- Request: Write out every line below that includes the word "fyra".

- Dataset entries:

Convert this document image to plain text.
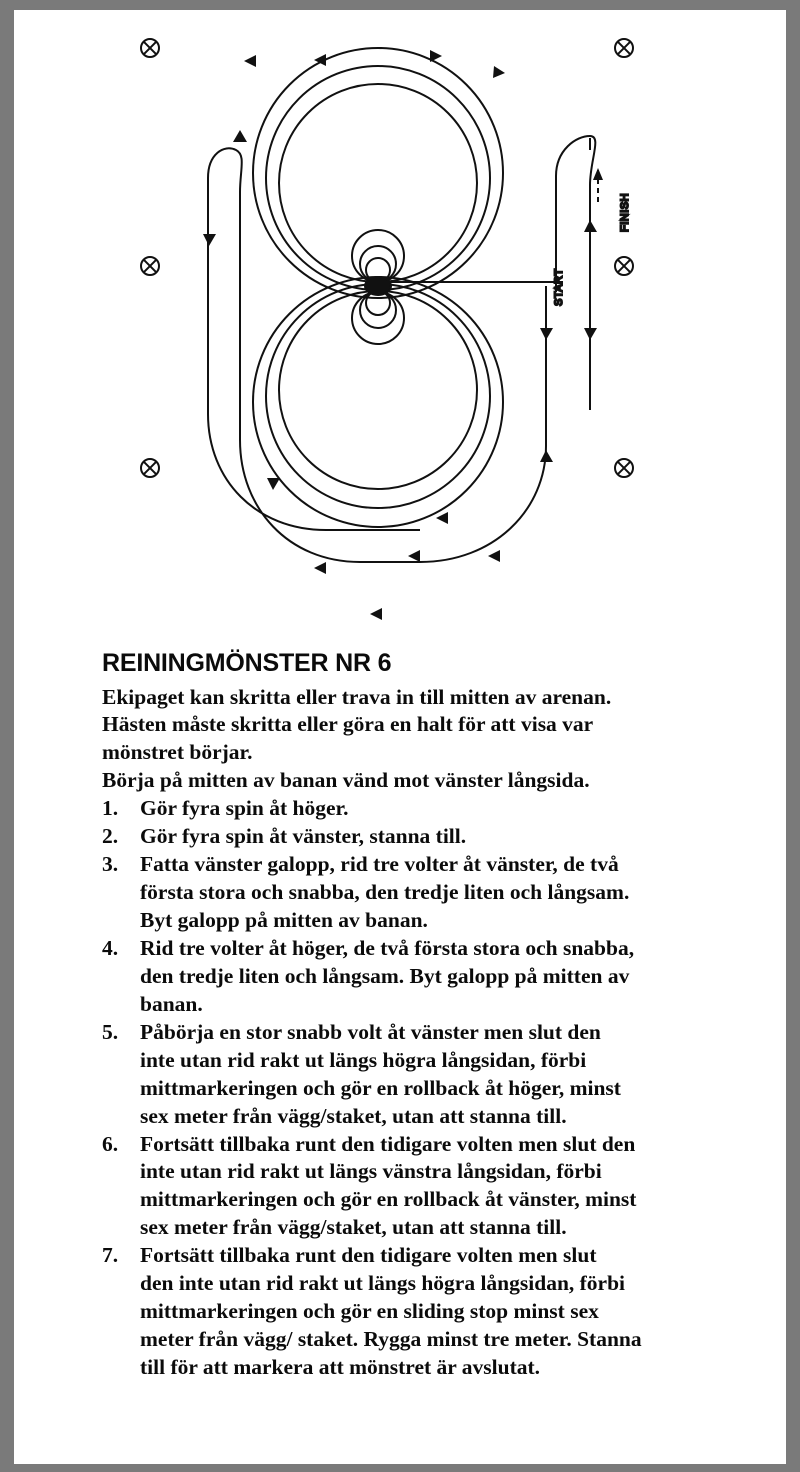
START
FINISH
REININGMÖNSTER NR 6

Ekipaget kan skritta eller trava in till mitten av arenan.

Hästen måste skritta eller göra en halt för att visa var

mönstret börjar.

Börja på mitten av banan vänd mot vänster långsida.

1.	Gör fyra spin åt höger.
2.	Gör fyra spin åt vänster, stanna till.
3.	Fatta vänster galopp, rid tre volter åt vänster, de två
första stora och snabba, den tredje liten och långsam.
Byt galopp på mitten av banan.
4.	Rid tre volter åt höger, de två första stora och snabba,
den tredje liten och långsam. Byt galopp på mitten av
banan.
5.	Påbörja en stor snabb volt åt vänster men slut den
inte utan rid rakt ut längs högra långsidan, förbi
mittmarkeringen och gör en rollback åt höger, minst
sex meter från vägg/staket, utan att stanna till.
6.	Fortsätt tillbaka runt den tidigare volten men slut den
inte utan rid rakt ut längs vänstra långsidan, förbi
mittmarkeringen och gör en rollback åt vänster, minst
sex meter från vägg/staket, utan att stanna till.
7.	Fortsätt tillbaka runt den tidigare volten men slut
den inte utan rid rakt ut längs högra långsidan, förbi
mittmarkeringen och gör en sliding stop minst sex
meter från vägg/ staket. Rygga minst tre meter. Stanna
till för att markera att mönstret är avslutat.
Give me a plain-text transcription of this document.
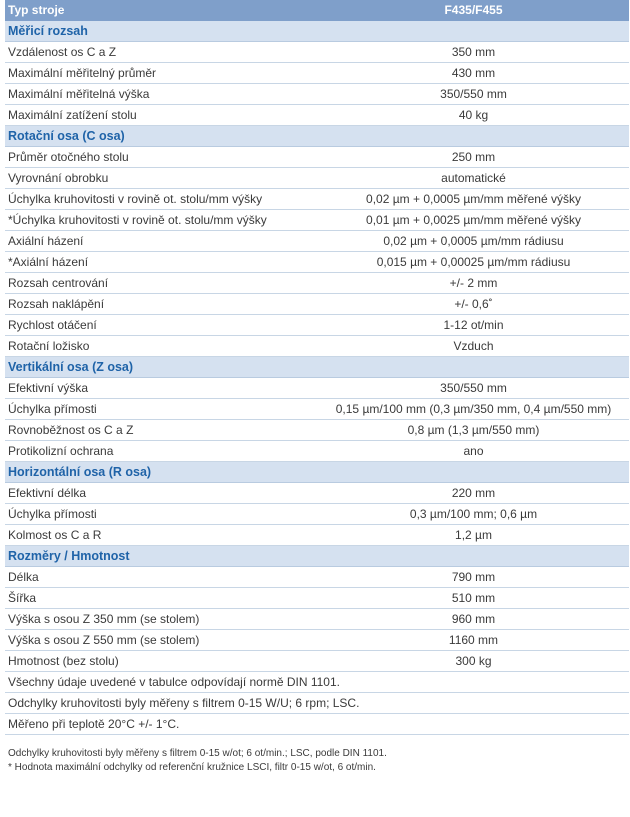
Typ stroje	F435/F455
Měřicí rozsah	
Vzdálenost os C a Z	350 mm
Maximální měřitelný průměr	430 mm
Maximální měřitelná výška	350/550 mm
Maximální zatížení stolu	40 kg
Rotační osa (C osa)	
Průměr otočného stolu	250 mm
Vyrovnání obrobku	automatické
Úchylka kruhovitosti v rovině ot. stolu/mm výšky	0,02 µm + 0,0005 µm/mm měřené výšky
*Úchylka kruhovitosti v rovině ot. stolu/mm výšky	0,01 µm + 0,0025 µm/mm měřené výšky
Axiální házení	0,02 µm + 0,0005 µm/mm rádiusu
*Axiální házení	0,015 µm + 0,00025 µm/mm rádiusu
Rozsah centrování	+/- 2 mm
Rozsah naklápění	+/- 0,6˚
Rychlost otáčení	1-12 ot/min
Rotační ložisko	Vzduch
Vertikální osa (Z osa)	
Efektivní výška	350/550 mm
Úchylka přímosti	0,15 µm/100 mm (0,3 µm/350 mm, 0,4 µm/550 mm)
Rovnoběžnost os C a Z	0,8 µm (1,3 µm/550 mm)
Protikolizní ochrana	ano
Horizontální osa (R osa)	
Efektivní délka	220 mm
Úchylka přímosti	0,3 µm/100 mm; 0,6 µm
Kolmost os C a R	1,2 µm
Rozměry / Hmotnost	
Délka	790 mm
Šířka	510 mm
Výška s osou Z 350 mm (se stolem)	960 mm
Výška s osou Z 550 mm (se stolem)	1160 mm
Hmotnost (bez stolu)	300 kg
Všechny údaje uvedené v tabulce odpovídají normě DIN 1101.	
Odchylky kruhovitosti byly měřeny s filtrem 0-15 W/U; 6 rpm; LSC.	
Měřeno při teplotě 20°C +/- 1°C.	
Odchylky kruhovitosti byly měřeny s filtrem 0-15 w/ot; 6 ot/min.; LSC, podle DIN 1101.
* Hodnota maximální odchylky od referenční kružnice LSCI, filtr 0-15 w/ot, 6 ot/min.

---

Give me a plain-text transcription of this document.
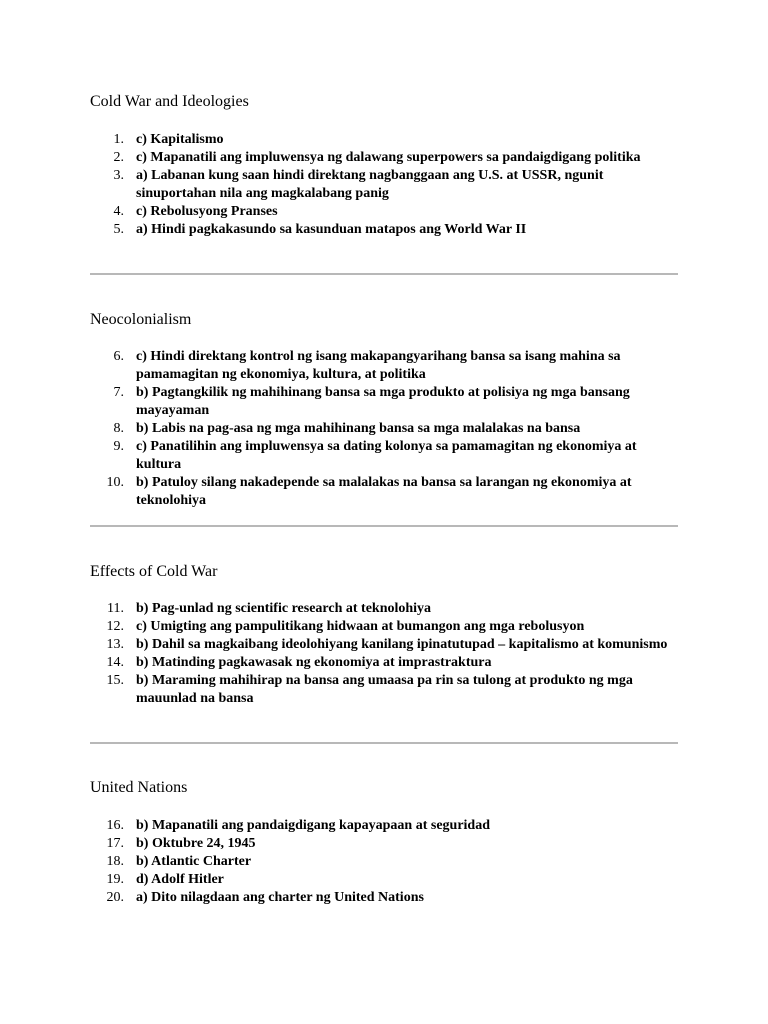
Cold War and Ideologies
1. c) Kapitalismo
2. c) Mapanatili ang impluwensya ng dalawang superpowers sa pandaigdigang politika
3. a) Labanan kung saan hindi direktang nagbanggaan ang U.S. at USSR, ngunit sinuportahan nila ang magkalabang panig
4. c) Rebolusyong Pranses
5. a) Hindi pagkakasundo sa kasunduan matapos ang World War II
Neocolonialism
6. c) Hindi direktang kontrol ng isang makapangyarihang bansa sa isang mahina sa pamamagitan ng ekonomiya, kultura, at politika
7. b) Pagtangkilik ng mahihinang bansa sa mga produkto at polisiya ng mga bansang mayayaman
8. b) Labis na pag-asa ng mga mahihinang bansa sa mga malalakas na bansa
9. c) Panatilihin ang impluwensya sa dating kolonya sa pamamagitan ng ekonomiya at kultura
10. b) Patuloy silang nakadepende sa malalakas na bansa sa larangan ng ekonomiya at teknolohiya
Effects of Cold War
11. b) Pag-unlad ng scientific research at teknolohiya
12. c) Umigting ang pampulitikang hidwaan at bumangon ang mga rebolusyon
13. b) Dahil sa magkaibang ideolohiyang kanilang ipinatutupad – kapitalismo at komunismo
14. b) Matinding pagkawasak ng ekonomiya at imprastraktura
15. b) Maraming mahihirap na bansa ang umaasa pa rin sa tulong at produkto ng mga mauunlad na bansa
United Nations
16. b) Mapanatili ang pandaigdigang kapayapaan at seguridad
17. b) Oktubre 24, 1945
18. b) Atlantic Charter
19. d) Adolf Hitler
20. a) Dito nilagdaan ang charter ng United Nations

- Exercise solution:
1.	Gör fyra spin åt höger.
2.	Gör fyra spin åt vänster, stanna till.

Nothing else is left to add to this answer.